EXERCISE PROMPT:
Pick up the opinion piece on Trump and Greenland below, placed ahead of the records, and continue it from its last sentence.

PASSAGE PROVIDED:
-- -- --
Donald Trump never wanted Greenland the way critics pretended he did. He wanted what serious powers have always wanted: control without conquest. The noise about “buying” Greenland was never literal—it was leverage. Just like the Panama Canal, where Trump’s early bluster vanished the moment American-linked capital pushed Chinese firms aside and Washington secured decisive influence. Ownership was irrelevant. Outcome was everything.

Greenland is Panama at Arctic scale. It dominates the maritime and aerial choke points between North America and Europe, sits atop critical minerals Western supply chains desperately need, and anchors the northern arc of missile warning and interception. That is why, after weeks of pressure, Trump suddenly backed off on tariffs, spoke of a “framework,” and emphasized cooperation at Davos. Because the deal was already taking shape.

Recent moves tell the story. The US is trimming symbolic roles inside NATO while tightening hard capabilities where they actually matter. Advisory posts are cut; radar, airspace, and Arctic access are reinforced. NATO’s secretary general openly credited Trump for forcing Europeans to spend more—an admission that coercion worked. Denmark protested loudly, then quietly accepted that Greenland’s security architecture is no longer negotiable.
-- -- --
ENTRIES:
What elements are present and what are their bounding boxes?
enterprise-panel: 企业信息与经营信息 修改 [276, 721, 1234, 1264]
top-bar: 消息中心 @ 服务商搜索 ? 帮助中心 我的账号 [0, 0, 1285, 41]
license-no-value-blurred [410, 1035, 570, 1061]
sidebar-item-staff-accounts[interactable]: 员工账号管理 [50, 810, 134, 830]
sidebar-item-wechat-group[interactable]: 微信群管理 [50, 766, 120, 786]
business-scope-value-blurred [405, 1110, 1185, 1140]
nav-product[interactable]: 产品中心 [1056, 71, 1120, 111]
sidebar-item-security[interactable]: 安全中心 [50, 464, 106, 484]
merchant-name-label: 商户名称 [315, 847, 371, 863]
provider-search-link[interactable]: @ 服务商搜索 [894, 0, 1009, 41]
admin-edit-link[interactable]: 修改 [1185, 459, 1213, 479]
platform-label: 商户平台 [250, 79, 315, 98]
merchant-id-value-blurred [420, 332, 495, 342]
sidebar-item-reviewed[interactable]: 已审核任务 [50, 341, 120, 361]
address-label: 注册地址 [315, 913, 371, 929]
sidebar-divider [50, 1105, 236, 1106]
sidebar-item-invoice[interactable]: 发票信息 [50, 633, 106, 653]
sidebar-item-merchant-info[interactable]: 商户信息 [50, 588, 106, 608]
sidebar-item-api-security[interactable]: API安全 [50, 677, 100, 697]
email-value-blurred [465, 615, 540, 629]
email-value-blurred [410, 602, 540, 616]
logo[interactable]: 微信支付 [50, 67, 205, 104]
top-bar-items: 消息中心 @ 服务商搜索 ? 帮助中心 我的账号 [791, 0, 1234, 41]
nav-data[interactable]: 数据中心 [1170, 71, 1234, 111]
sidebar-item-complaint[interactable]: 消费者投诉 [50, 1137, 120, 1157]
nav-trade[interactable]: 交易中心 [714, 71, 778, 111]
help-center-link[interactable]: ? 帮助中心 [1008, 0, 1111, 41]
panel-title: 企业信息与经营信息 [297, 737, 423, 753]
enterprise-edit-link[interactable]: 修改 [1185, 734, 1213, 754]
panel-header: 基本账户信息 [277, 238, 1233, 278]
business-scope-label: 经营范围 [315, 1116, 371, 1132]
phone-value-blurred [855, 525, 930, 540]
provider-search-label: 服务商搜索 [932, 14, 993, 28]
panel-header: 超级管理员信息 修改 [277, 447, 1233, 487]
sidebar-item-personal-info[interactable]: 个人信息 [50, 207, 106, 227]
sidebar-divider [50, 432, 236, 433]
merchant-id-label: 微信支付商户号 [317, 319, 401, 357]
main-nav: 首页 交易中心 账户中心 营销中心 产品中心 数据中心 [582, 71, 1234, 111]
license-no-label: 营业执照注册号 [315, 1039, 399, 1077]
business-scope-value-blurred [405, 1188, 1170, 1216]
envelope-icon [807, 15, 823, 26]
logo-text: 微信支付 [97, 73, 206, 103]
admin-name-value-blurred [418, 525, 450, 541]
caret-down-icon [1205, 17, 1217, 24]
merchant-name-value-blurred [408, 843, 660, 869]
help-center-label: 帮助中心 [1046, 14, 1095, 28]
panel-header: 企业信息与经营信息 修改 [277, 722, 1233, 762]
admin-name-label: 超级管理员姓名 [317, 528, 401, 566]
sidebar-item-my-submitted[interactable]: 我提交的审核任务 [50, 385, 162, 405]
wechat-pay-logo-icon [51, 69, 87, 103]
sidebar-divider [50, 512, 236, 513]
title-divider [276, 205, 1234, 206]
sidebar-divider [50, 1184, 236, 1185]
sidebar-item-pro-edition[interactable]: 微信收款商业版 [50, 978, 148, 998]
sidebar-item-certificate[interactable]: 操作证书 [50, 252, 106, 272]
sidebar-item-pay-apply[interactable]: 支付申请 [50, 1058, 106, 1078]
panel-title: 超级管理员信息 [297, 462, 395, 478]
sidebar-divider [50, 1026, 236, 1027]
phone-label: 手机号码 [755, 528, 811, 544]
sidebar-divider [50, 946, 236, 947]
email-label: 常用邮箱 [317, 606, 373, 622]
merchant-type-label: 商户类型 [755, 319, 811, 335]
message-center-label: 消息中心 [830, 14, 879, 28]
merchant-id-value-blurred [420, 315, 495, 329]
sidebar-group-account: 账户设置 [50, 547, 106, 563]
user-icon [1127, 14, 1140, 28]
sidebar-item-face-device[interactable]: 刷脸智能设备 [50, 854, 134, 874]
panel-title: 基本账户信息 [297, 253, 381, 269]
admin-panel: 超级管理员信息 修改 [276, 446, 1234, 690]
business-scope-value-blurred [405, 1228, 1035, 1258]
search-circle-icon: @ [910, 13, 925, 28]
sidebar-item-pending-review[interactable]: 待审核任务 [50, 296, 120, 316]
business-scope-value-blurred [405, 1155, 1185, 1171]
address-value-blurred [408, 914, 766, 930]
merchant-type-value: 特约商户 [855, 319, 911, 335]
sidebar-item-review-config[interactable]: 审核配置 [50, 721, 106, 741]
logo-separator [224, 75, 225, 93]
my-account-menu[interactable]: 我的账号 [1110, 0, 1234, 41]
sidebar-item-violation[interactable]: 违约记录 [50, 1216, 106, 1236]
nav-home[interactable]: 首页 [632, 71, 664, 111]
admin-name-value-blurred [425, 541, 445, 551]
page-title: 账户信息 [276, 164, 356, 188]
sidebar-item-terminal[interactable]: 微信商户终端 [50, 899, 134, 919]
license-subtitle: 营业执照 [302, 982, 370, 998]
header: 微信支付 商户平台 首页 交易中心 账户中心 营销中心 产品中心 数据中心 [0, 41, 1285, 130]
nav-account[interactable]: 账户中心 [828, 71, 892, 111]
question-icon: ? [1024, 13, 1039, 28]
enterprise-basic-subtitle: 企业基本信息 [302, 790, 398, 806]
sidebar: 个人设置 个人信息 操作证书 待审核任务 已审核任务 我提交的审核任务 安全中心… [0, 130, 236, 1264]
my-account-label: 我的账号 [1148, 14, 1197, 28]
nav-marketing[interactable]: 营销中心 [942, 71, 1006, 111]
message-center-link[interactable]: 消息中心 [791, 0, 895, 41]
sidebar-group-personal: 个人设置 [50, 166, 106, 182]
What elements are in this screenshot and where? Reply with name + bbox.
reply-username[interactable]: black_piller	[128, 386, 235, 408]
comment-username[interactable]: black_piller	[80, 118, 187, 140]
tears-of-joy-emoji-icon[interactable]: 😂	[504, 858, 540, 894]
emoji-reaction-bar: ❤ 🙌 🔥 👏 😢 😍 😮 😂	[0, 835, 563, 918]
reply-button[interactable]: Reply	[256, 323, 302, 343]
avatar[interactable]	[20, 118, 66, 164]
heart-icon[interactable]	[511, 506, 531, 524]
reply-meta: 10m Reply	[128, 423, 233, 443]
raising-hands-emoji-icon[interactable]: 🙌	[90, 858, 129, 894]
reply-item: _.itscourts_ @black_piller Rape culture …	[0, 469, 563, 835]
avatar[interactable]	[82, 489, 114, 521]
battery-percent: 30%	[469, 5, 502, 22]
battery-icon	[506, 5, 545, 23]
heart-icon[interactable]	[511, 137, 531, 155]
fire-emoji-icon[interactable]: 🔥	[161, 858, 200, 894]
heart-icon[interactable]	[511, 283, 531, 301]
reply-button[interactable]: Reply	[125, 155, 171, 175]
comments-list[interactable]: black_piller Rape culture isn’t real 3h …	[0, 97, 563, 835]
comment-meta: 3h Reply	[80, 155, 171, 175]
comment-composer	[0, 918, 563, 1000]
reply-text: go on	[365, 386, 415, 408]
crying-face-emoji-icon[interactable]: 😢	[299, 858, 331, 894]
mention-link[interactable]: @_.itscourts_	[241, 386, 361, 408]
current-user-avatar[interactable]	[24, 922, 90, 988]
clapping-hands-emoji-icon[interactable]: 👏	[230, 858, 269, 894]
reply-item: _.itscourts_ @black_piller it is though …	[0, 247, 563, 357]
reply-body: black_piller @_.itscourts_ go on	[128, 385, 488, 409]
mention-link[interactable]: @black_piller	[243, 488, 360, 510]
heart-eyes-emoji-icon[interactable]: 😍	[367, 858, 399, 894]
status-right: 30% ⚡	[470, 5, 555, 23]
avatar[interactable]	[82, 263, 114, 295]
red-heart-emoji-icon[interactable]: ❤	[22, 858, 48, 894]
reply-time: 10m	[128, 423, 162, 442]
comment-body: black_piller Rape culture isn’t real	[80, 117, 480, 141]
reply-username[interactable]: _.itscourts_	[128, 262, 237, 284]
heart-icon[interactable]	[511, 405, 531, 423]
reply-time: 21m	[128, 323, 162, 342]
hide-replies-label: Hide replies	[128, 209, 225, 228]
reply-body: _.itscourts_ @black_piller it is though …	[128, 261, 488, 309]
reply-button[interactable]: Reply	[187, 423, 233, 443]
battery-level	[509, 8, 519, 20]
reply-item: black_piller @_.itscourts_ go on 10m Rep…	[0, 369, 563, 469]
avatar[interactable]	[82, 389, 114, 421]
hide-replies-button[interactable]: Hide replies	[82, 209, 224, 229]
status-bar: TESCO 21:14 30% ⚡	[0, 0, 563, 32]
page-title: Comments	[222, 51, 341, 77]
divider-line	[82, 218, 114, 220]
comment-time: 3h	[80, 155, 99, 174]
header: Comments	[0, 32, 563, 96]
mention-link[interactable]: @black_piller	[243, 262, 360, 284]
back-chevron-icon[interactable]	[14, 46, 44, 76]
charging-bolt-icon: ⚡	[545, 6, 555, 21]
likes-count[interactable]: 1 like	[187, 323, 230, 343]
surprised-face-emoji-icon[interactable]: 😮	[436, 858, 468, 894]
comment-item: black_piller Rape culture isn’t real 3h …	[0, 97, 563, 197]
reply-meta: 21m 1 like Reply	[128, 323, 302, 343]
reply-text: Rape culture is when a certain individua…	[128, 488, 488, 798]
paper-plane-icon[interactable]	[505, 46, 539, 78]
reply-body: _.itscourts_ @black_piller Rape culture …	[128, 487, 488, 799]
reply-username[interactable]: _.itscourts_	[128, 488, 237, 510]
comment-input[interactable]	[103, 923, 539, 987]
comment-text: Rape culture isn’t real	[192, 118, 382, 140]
-- -- --
RESULT:
This is not imperialism. It is functional absorption. Greenland remains formally Danish, but operationally American-aligned: US air dominance, maritime surveillance, missile defense integration, and resource access locked away from China. No annexation means no rebellion, no legal mess, no moral theater for Europe’s professional protest class.

Trump understands a rule most liberal strategists refuse to accept: in the 21st century, sovereignty is secondary to systems. You do not need flags if you control airspace. You do not need borders if you command logistics. You do not need treaties if your adversaries are structurally excluded.

Panama proved it. Greenland confirms it. The outrage was always the distraction. The control was always the objective.

Jose Lev Alvarez is an American–Israeli scholar specializing in Israeli security doctrine and international geostrategy.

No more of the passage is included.